** BEGIN Excerpted data **
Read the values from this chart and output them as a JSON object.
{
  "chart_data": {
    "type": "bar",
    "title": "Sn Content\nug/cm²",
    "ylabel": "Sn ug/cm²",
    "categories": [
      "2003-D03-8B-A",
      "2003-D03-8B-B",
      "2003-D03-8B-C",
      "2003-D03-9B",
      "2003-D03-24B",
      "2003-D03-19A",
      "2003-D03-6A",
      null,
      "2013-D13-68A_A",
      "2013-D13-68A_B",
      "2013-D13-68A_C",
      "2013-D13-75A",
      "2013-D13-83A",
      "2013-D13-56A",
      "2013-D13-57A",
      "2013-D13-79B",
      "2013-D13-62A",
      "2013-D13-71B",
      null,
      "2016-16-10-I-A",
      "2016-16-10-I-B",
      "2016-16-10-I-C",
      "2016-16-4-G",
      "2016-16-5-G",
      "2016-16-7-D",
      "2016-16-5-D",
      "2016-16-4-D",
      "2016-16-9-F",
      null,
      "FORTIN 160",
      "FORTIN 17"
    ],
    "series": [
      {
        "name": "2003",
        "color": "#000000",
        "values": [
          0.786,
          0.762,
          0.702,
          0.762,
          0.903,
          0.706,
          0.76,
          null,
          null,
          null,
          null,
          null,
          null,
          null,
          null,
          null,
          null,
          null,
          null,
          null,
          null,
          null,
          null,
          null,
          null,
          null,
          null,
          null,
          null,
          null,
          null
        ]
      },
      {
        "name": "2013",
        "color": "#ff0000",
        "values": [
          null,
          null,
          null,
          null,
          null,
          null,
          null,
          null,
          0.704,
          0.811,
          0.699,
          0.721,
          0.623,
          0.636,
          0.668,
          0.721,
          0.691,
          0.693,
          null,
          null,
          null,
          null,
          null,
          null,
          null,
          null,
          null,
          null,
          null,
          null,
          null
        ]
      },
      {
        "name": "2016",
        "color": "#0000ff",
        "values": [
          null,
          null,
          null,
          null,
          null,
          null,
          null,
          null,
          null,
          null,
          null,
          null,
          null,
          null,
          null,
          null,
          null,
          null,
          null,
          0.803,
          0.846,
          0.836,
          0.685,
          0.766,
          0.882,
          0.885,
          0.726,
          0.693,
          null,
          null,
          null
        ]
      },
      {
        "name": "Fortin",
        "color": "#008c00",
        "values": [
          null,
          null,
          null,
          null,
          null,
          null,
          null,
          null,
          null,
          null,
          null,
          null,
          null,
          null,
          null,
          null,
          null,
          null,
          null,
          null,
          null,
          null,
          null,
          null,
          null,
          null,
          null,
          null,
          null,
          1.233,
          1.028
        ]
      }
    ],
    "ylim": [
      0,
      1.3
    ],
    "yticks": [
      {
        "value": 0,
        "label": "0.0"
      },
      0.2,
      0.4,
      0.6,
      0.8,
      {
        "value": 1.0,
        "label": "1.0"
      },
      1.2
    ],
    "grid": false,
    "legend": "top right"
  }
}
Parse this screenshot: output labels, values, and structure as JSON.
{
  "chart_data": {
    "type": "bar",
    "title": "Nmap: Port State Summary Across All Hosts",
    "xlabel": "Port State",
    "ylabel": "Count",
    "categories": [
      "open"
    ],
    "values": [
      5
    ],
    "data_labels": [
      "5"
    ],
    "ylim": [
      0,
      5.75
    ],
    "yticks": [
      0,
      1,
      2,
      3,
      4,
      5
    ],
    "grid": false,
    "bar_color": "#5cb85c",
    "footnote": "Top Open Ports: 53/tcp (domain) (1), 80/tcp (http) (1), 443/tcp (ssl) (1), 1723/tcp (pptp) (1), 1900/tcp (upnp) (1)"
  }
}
** END Excerpted data **
(Required work) Retype the material in full. Each word must match.

(Reply to the task)
Read the values from this chart and output them as a JSON object.
{
  "chart_data": {
    "type": "bar",
    "title": "Sn Content\nug/cm²",
    "ylabel": "Sn ug/cm²",
    "categories": [
      "2003-D03-8B-A",
      "2003-D03-8B-B",
      "2003-D03-8B-C",
      "2003-D03-9B",
      "2003-D03-24B",
      "2003-D03-19A",
      "2003-D03-6A",
      null,
      "2013-D13-68A_A",
      "2013-D13-68A_B",
      "2013-D13-68A_C",
      "2013-D13-75A",
      "2013-D13-83A",
      "2013-D13-56A",
      "2013-D13-57A",
      "2013-D13-79B",
      "2013-D13-62A",
      "2013-D13-71B",
      null,
      "2016-16-10-I-A",
      "2016-16-10-I-B",
      "2016-16-10-I-C",
      "2016-16-4-G",
      "2016-16-5-G",
      "2016-16-7-D",
      "2016-16-5-D",
      "2016-16-4-D",
      "2016-16-9-F",
      null,
      "FORTIN 160",
      "FORTIN 17"
    ],
    "series": [
      {
        "name": "2003",
        "color": "#000000",
        "values": [
          0.786,
          0.762,
          0.702,
          0.762,
          0.903,
          0.706,
          0.76,
          null,
          null,
          null,
          null,
          null,
          null,
          null,
          null,
          null,
          null,
          null,
          null,
          null,
          null,
          null,
          null,
          null,
          null,
          null,
          null,
          null,
          null,
          null,
          null
        ]
      },
      {
        "name": "2013",
        "color": "#ff0000",
        "values": [
          null,
          null,
          null,
          null,
          null,
          null,
          null,
          null,
          0.704,
          0.811,
          0.699,
          0.721,
          0.623,
          0.636,
          0.668,
          0.721,
          0.691,
          0.693,
          null,
          null,
          null,
          null,
          null,
          null,
          null,
          null,
          null,
          null,
          null,
          null,
          null
        ]
      },
      {
        "name": "2016",
        "color": "#0000ff",
        "values": [
          null,
          null,
          null,
          null,
          null,
          null,
          null,
          null,
          null,
          null,
          null,
          null,
          null,
          null,
          null,
          null,
          null,
          null,
          null,
          0.803,
          0.846,
          0.836,
          0.685,
          0.766,
          0.882,
          0.885,
          0.726,
          0.693,
          null,
          null,
          null
        ]
      },
      {
        "name": "Fortin",
        "color": "#008c00",
        "values": [
          null,
          null,
          null,
          null,
          null,
          null,
          null,
          null,
          null,
          null,
          null,
          null,
          null,
          null,
          null,
          null,
          null,
          null,
          null,
          null,
          null,
          null,
          null,
          null,
          null,
          null,
          null,
          null,
          null,
          1.233,
          1.028
        ]
      }
    ],
    "ylim": [
      0,
      1.3
    ],
    "yticks": [
      {
        "value": 0,
        "label": "0.0"
      },
      0.2,
      0.4,
      0.6,
      0.8,
      {
        "value": 1.0,
        "label": "1.0"
      },
      1.2
    ],
    "grid": false,
    "legend": "top right"
  }
}
Parse this screenshot: output labels, values, and structure as JSON.
{
  "chart_data": {
    "type": "bar",
    "title": "Nmap: Port State Summary Across All Hosts",
    "xlabel": "Port State",
    "ylabel": "Count",
    "categories": [
      "open"
    ],
    "values": [
      5
    ],
    "data_labels": [
      "5"
    ],
    "ylim": [
      0,
      5.75
    ],
    "yticks": [
      0,
      1,
      2,
      3,
      4,
      5
    ],
    "grid": false,
    "bar_color": "#5cb85c",
    "footnote": "Top Open Ports: 53/tcp (domain) (1), 80/tcp (http) (1), 443/tcp (ssl) (1), 1723/tcp (pptp) (1), 1900/tcp (upnp) (1)"
  }
}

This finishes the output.